Task requirements
A line counts if it contains the string "JSON"; say how many such lines there are, giving only the number.
* Start Supplied entries *
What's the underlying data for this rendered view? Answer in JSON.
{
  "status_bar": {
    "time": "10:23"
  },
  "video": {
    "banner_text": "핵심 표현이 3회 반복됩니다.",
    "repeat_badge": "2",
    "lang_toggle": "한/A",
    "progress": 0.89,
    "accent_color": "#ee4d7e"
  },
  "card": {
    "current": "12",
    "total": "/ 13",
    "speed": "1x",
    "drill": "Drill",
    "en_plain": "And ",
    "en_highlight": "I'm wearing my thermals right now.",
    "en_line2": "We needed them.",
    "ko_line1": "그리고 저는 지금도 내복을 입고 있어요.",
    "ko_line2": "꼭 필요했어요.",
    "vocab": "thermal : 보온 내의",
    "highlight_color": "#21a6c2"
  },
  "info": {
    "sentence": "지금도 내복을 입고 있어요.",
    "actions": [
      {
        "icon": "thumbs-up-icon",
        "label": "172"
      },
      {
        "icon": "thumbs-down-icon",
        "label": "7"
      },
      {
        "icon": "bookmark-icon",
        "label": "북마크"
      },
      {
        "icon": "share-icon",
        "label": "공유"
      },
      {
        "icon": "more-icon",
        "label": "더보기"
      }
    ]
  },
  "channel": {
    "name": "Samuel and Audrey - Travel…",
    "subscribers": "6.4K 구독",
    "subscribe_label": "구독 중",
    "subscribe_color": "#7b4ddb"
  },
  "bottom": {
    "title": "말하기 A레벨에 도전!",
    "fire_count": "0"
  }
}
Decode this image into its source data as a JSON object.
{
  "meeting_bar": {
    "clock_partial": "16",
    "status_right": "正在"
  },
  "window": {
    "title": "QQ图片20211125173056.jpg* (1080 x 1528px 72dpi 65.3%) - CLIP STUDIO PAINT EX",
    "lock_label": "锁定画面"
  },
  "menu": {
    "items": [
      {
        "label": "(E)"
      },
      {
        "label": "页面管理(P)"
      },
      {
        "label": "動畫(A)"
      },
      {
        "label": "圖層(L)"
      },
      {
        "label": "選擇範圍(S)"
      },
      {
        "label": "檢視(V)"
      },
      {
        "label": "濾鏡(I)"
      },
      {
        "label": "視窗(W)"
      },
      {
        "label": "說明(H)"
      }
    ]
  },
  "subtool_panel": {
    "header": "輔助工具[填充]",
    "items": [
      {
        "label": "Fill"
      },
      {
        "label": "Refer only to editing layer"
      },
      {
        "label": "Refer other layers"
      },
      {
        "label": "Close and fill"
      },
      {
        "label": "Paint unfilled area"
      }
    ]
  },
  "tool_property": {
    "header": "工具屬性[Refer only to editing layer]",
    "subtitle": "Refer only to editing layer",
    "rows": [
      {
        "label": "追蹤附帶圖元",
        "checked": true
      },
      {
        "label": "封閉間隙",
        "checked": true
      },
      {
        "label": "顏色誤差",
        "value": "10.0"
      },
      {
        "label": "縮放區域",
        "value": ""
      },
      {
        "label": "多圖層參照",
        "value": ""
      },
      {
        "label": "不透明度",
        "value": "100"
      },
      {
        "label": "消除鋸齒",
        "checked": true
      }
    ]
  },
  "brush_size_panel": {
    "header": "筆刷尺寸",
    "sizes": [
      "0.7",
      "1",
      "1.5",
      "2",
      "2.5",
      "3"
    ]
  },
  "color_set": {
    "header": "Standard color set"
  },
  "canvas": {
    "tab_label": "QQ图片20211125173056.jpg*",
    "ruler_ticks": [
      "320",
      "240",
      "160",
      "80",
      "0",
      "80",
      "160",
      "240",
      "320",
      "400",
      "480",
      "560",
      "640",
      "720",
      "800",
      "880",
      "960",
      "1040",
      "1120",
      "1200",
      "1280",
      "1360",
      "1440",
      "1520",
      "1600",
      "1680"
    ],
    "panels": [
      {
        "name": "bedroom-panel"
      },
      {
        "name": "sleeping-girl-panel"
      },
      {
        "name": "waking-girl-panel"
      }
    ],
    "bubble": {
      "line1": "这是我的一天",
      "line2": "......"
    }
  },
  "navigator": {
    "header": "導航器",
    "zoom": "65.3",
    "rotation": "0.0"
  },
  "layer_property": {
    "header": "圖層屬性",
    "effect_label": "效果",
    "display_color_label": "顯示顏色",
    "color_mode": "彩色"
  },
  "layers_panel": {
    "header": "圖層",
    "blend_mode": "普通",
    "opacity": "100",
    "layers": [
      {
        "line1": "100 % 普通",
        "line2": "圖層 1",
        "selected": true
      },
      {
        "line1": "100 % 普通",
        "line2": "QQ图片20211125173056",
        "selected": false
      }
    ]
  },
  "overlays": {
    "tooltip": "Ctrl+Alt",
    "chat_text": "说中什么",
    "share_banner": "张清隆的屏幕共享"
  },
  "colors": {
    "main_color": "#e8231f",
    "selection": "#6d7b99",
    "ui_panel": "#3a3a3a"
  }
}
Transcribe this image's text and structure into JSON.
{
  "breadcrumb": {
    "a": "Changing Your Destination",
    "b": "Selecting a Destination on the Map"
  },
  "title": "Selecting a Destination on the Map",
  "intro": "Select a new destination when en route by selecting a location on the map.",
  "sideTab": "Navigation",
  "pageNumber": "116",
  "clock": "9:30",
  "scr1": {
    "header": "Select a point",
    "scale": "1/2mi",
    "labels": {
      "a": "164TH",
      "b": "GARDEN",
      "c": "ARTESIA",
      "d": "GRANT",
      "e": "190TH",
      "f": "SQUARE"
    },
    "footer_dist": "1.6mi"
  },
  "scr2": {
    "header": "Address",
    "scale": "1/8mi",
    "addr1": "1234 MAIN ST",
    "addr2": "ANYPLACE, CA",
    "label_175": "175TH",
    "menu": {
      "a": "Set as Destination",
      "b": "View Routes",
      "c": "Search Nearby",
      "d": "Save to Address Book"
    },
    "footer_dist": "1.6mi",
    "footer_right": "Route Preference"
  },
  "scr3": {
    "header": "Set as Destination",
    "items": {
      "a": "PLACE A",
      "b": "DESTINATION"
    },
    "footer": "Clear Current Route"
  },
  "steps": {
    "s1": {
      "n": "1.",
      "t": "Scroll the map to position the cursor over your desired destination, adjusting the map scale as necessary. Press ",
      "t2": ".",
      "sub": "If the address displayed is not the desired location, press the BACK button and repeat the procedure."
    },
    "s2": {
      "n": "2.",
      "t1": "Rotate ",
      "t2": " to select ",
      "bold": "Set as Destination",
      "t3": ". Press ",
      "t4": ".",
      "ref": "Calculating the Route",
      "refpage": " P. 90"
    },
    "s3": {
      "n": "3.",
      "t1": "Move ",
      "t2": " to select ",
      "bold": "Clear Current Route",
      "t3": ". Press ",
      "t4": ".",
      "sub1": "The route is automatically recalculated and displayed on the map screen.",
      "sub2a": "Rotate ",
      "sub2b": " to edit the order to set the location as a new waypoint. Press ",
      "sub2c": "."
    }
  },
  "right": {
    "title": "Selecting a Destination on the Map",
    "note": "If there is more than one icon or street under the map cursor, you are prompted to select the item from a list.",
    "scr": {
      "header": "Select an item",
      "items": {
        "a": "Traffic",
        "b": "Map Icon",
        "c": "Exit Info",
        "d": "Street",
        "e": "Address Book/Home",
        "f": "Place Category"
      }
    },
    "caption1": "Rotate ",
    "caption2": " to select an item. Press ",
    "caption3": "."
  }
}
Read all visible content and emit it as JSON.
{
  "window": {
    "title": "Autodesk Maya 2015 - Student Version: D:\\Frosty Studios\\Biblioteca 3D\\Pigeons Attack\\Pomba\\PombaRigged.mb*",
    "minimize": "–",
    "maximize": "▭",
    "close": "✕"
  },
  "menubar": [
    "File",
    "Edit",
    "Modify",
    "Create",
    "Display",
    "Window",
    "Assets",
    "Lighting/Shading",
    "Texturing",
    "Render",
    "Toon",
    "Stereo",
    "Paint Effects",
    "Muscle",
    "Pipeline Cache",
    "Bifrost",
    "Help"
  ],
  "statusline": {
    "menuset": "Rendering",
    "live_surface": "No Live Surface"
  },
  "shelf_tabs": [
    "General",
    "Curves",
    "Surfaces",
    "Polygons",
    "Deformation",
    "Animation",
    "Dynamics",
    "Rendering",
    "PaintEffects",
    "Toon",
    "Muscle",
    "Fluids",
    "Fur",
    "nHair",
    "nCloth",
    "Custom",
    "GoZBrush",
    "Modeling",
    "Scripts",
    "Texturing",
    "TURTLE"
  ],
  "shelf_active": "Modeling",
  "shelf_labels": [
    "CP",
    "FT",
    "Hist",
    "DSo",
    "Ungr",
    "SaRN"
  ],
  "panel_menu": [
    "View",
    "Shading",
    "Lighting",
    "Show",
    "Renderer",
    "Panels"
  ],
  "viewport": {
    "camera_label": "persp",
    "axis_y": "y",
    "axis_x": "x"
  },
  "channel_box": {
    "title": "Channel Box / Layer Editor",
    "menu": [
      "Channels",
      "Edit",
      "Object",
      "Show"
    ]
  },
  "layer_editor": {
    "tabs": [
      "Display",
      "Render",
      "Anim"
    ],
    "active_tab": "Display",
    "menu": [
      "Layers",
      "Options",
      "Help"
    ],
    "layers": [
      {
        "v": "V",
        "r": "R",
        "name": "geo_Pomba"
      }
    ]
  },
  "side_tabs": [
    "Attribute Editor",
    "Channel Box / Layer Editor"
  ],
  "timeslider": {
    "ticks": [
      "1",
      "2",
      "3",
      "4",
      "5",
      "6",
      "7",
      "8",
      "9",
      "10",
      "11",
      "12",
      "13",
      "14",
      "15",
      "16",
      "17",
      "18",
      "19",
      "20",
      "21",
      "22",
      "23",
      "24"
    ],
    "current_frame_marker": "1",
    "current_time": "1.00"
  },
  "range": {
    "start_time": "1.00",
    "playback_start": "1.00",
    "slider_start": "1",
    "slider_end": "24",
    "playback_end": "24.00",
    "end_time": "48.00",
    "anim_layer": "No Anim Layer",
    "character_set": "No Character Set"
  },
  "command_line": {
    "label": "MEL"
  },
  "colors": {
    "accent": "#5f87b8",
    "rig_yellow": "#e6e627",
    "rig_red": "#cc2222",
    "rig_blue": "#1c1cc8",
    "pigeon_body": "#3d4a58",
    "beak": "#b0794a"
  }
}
* End Supplied entries *
Result for this task
4